> **Records for this exercise**

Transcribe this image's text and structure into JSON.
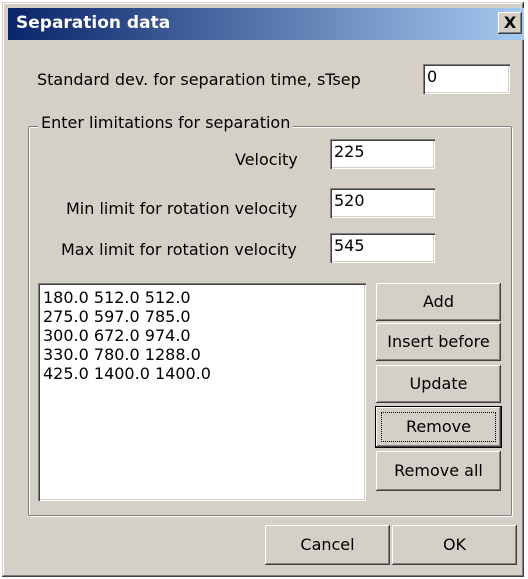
{
  "window": {
    "title": "Separation data",
    "close_glyph": "X"
  },
  "std_dev": {
    "label": "Standard dev. for separation time, sTsep",
    "value": "0"
  },
  "group": {
    "legend": "Enter limitations for separation",
    "velocity": {
      "label": "Velocity",
      "value": "225"
    },
    "min_rot": {
      "label": "Min limit for rotation velocity",
      "value": "520"
    },
    "max_rot": {
      "label": "Max limit for rotation velocity",
      "value": "545"
    },
    "list": [
      "180.0 512.0 512.0",
      "275.0 597.0 785.0",
      "300.0 672.0 974.0",
      "330.0 780.0 1288.0",
      "425.0 1400.0 1400.0"
    ],
    "buttons": {
      "add": "Add",
      "insert_before": "Insert before",
      "update": "Update",
      "remove": "Remove",
      "remove_all": "Remove all"
    }
  },
  "footer": {
    "cancel": "Cancel",
    "ok": "OK"
  }
}
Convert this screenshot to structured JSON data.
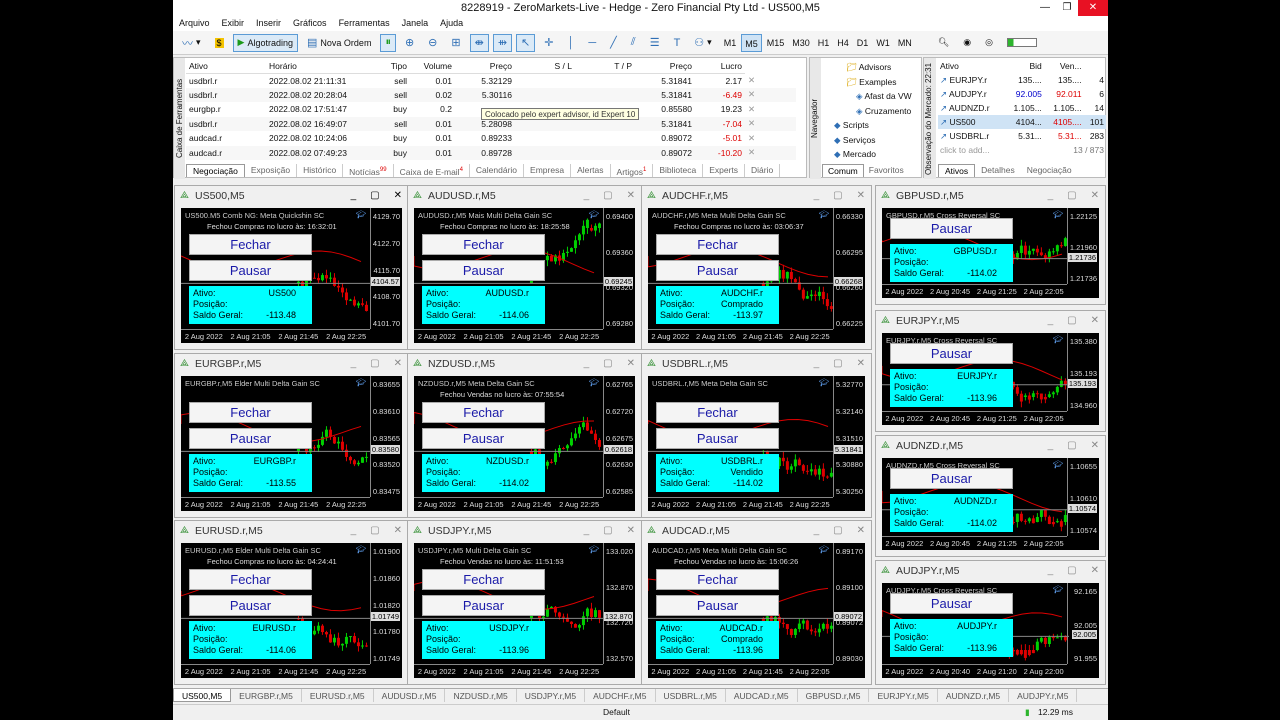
{
  "title": "8228919 - ZeroMarkets-Live - Hedge - Zero Financial Pty Ltd - US500,M5",
  "menu": [
    "Arquivo",
    "Exibir",
    "Inserir",
    "Gráficos",
    "Ferramentas",
    "Janela",
    "Ajuda"
  ],
  "toolbar": {
    "algo_label": "Algotrading",
    "new_order_label": "Nova Ordem",
    "timeframes": [
      "M1",
      "M5",
      "M15",
      "M30",
      "H1",
      "H4",
      "D1",
      "W1",
      "MN"
    ],
    "active_tf": "M5"
  },
  "toolbox": {
    "side_label": "Caixa de Ferramentas",
    "headers": [
      "Ativo",
      "Horário",
      "Tipo",
      "Volume",
      "Preço",
      "S / L",
      "T / P",
      "Preço",
      "Lucro"
    ],
    "rows": [
      {
        "symbol": "usdbrl.r",
        "time": "2022.08.02 21:11:31",
        "type": "sell",
        "volume": "0.01",
        "price": "5.32129",
        "sl": "",
        "tp": "",
        "cur": "5.31841",
        "profit": "2.17",
        "neg": false
      },
      {
        "symbol": "usdbrl.r",
        "time": "2022.08.02 20:28:04",
        "type": "sell",
        "volume": "0.02",
        "price": "5.30116",
        "sl": "",
        "tp": "",
        "cur": "5.31841",
        "profit": "-6.49",
        "neg": true
      },
      {
        "symbol": "eurgbp.r",
        "time": "2022.08.02 17:51:47",
        "type": "buy",
        "volume": "0.2",
        "price": "",
        "sl": "",
        "tp": "",
        "cur": "0.85580",
        "profit": "19.23",
        "neg": false
      },
      {
        "symbol": "usdbrl.r",
        "time": "2022.08.02 16:49:07",
        "type": "sell",
        "volume": "0.01",
        "price": "5.28098",
        "sl": "",
        "tp": "",
        "cur": "5.31841",
        "profit": "-7.04",
        "neg": true
      },
      {
        "symbol": "audcad.r",
        "time": "2022.08.02 10:24:06",
        "type": "buy",
        "volume": "0.01",
        "price": "0.89233",
        "sl": "",
        "tp": "",
        "cur": "0.89072",
        "profit": "-5.01",
        "neg": true
      },
      {
        "symbol": "audcad.r",
        "time": "2022.08.02 07:49:23",
        "type": "buy",
        "volume": "0.01",
        "price": "0.89728",
        "sl": "",
        "tp": "",
        "cur": "0.89072",
        "profit": "-10.20",
        "neg": true
      }
    ],
    "tooltip": "Colocado pelo expert advisor, id Expert 10",
    "tabs": [
      "Negociação",
      "Exposição",
      "Histórico",
      "Notícias",
      "Caixa de E-mail",
      "Calendário",
      "Empresa",
      "Alertas",
      "Artigos",
      "Biblioteca",
      "Experts",
      "Diário"
    ],
    "tab_badges": {
      "Notícias": "99",
      "Caixa de E-mail": "4",
      "Artigos": "1"
    }
  },
  "navigator": {
    "side_label": "Navegador",
    "items": [
      "Advisors",
      "Examples",
      "Afast da VW",
      "Cruzamento",
      "Scripts",
      "Serviços",
      "Mercado"
    ],
    "tabs": [
      "Comum",
      "Favoritos"
    ]
  },
  "market_watch": {
    "side_label": "Observação do Mercado: 22:31",
    "headers": [
      "Ativo",
      "Bid",
      "Ven...",
      ""
    ],
    "rows": [
      {
        "symbol": "EURJPY.r",
        "bid": "135....",
        "ask": "135....",
        "spread": "4",
        "bidc": "",
        "askc": ""
      },
      {
        "symbol": "AUDJPY.r",
        "bid": "92.005",
        "ask": "92.011",
        "spread": "6",
        "bidc": "blue",
        "askc": "red"
      },
      {
        "symbol": "AUDNZD.r",
        "bid": "1.105...",
        "ask": "1.105...",
        "spread": "14",
        "bidc": "",
        "askc": ""
      },
      {
        "symbol": "US500",
        "bid": "4104...",
        "ask": "4105....",
        "spread": "101",
        "bidc": "",
        "askc": "red",
        "sel": true
      },
      {
        "symbol": "USDBRL.r",
        "bid": "5.31...",
        "ask": "5.31...",
        "spread": "283",
        "bidc": "",
        "askc": "red"
      }
    ],
    "click_to_add": "click to add...",
    "count": "13 / 873",
    "tabs": [
      "Ativos",
      "Detalhes",
      "Negociação"
    ]
  },
  "labels": {
    "close": "Fechar",
    "pause": "Pausar",
    "asset": "Ativo:",
    "position": "Posição:",
    "balance": "Saldo Geral:"
  },
  "charts": [
    {
      "title": "US500,M5",
      "symbol": "US500",
      "position": "",
      "balance": "-113.48",
      "hdr1": "US500.M5 Comb NG: Meta Quickshin SC",
      "hdr2": "Fechou Compras no lucro às: 16:32:01",
      "prices": [
        "4129.70",
        "4122.70",
        "4115.70",
        "4108.70",
        "4101.70"
      ],
      "cur": "4104.57",
      "times": [
        "2 Aug 2022",
        "2 Aug 21:05",
        "2 Aug 21:45",
        "2 Aug 22:25"
      ],
      "showClose": true
    },
    {
      "title": "AUDUSD.r,M5",
      "symbol": "AUDUSD.r",
      "position": "",
      "balance": "-114.06",
      "hdr1": "AUDUSD.r,M5 Mais Multi Delta Gain SC",
      "hdr2": "Fechou Compras no lucro às: 18:25:58",
      "prices": [
        "0.69400",
        "0.69360",
        "0.69320",
        "0.69280"
      ],
      "cur": "0.69245",
      "times": [
        "2 Aug 2022",
        "2 Aug 21:05",
        "2 Aug 21:45",
        "2 Aug 22:25"
      ],
      "showClose": true
    },
    {
      "title": "AUDCHF.r,M5",
      "symbol": "AUDCHF.r",
      "position": "Comprado",
      "balance": "-113.97",
      "hdr1": "AUDCHF.r,M5 Meta Multi Delta Gain SC",
      "hdr2": "Fechou Compras no lucro às: 03:06:37",
      "prices": [
        "0.66330",
        "0.66295",
        "0.66260",
        "0.66225"
      ],
      "cur": "0.66268",
      "times": [
        "2 Aug 2022",
        "2 Aug 21:05",
        "2 Aug 21:45",
        "2 Aug 22:25"
      ],
      "showClose": true
    },
    {
      "title": "GBPUSD.r,M5",
      "symbol": "GBPUSD.r",
      "position": "",
      "balance": "-114.02",
      "hdr1": "GBPUSD.r,M5 Cross Reversal SC",
      "hdr2": "",
      "prices": [
        "1.22125",
        "1.21960",
        "1.21736"
      ],
      "cur": "1.21736",
      "times": [
        "2 Aug 2022",
        "2 Aug 20:45",
        "2 Aug 21:25",
        "2 Aug 22:05"
      ],
      "showClose": false
    },
    {
      "title": "EURGBP.r,M5",
      "symbol": "EURGBP.r",
      "position": "",
      "balance": "-113.55",
      "hdr1": "EURGBP.r,M5 Elder Multi Delta Gain SC",
      "hdr2": "",
      "prices": [
        "0.83655",
        "0.83610",
        "0.83565",
        "0.83520",
        "0.83475"
      ],
      "cur": "0.83580",
      "times": [
        "2 Aug 2022",
        "2 Aug 21:05",
        "2 Aug 21:45",
        "2 Aug 22:25"
      ],
      "showClose": true
    },
    {
      "title": "NZDUSD.r,M5",
      "symbol": "NZDUSD.r",
      "position": "",
      "balance": "-114.02",
      "hdr1": "NZDUSD.r,M5 Meta Delta Gain SC",
      "hdr2": "Fechou Vendas no lucro às: 07:55:54",
      "prices": [
        "0.62765",
        "0.62720",
        "0.62675",
        "0.62630",
        "0.62585"
      ],
      "cur": "0.62618",
      "times": [
        "2 Aug 2022",
        "2 Aug 21:05",
        "2 Aug 21:45",
        "2 Aug 22:25"
      ],
      "showClose": true
    },
    {
      "title": "USDBRL.r,M5",
      "symbol": "USDBRL.r",
      "position": "Vendido",
      "balance": "-114.02",
      "hdr1": "USDBRL.r,M5 Meta Delta Gain SC",
      "hdr2": "",
      "prices": [
        "5.32770",
        "5.32140",
        "5.31510",
        "5.30880",
        "5.30250"
      ],
      "cur": "5.31841",
      "times": [
        "2 Aug 2022",
        "2 Aug 21:05",
        "2 Aug 21:45",
        "2 Aug 22:25"
      ],
      "showClose": true
    },
    {
      "title": "EURJPY.r,M5",
      "symbol": "EURJPY.r",
      "position": "",
      "balance": "-113.96",
      "hdr1": "EURJPY.r,M5 Cross Reversal SC",
      "hdr2": "",
      "prices": [
        "135.380",
        "135.193",
        "134.960"
      ],
      "cur": "135.193",
      "times": [
        "2 Aug 2022",
        "2 Aug 20:45",
        "2 Aug 21:25",
        "2 Aug 22:05"
      ],
      "showClose": false
    },
    {
      "title": "AUDNZD.r,M5",
      "symbol": "AUDNZD.r",
      "position": "",
      "balance": "-114.02",
      "hdr1": "AUDNZD.r,M5 Cross Reversal SC",
      "hdr2": "",
      "prices": [
        "1.10655",
        "1.10610",
        "1.10574"
      ],
      "cur": "1.10574",
      "times": [
        "2 Aug 2022",
        "2 Aug 20:45",
        "2 Aug 21:25",
        "2 Aug 22:05"
      ],
      "showClose": false
    },
    {
      "title": "EURUSD.r,M5",
      "symbol": "EURUSD.r",
      "position": "",
      "balance": "-114.06",
      "hdr1": "EURUSD.r,M5 Elder Multi Delta Gain SC",
      "hdr2": "Fechou Compras no lucro às: 04:24:41",
      "prices": [
        "1.01900",
        "1.01860",
        "1.01820",
        "1.01780",
        "1.01749"
      ],
      "cur": "1.01749",
      "times": [
        "2 Aug 2022",
        "2 Aug 21:05",
        "2 Aug 21:45",
        "2 Aug 22:25"
      ],
      "showClose": true
    },
    {
      "title": "USDJPY.r,M5",
      "symbol": "USDJPY.r",
      "position": "",
      "balance": "-113.96",
      "hdr1": "USDJPY.r,M5 Multi Delta Gain SC",
      "hdr2": "Fechou Vendas no lucro às: 11:51:53",
      "prices": [
        "133.020",
        "132.870",
        "132.720",
        "132.570"
      ],
      "cur": "132.870",
      "times": [
        "2 Aug 2022",
        "2 Aug 21:05",
        "2 Aug 21:45",
        "2 Aug 22:25"
      ],
      "showClose": true
    },
    {
      "title": "AUDCAD.r,M5",
      "symbol": "AUDCAD.r",
      "position": "Comprado",
      "balance": "-113.96",
      "hdr1": "AUDCAD.r,M5 Meta Multi Delta Gain SC",
      "hdr2": "Fechou Vendas no lucro às: 15:06:26",
      "prices": [
        "0.89170",
        "0.89100",
        "0.89072",
        "0.89030"
      ],
      "cur": "0.89072",
      "times": [
        "2 Aug 2022",
        "2 Aug 21:05",
        "2 Aug 21:45",
        "2 Aug 22:05"
      ],
      "showClose": true
    },
    {
      "title": "AUDJPY.r,M5",
      "symbol": "AUDJPY.r",
      "position": "",
      "balance": "-113.96",
      "hdr1": "AUDJPY.r,M5 Cross Reversal SC",
      "hdr2": "",
      "prices": [
        "92.165",
        "92.005",
        "91.955"
      ],
      "cur": "92.005",
      "times": [
        "2 Aug 2022",
        "2 Aug 20:40",
        "2 Aug 21:20",
        "2 Aug 22:00"
      ],
      "showClose": false
    }
  ],
  "bottom_tabs": [
    "US500,M5",
    "EURGBP.r,M5",
    "EURUSD.r,M5",
    "AUDUSD.r,M5",
    "NZDUSD.r,M5",
    "USDJPY.r,M5",
    "AUDCHF.r,M5",
    "USDBRL.r,M5",
    "AUDCAD.r,M5",
    "GBPUSD.r,M5",
    "EURJPY.r,M5",
    "AUDNZD.r,M5",
    "AUDJPY.r,M5"
  ],
  "status": {
    "profile": "Default",
    "ping": "12.29 ms"
  },
  "colors": {
    "info_bg": "#00ffff",
    "button_text": "#1a1aa8",
    "bull": "#00d000",
    "bear": "#e00000",
    "chart_bg": "#000000"
  }
}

> **Objective**
Search the data for the word "AUDUSD" and copy each line where it appears.

> **The answer**
      "title": "AUDUSD.r,M5",
      "symbol": "AUDUSD.r",
      "hdr1": "AUDUSD.r,M5 Mais Multi Delta Gain SC",
    "AUDUSD.r,M5",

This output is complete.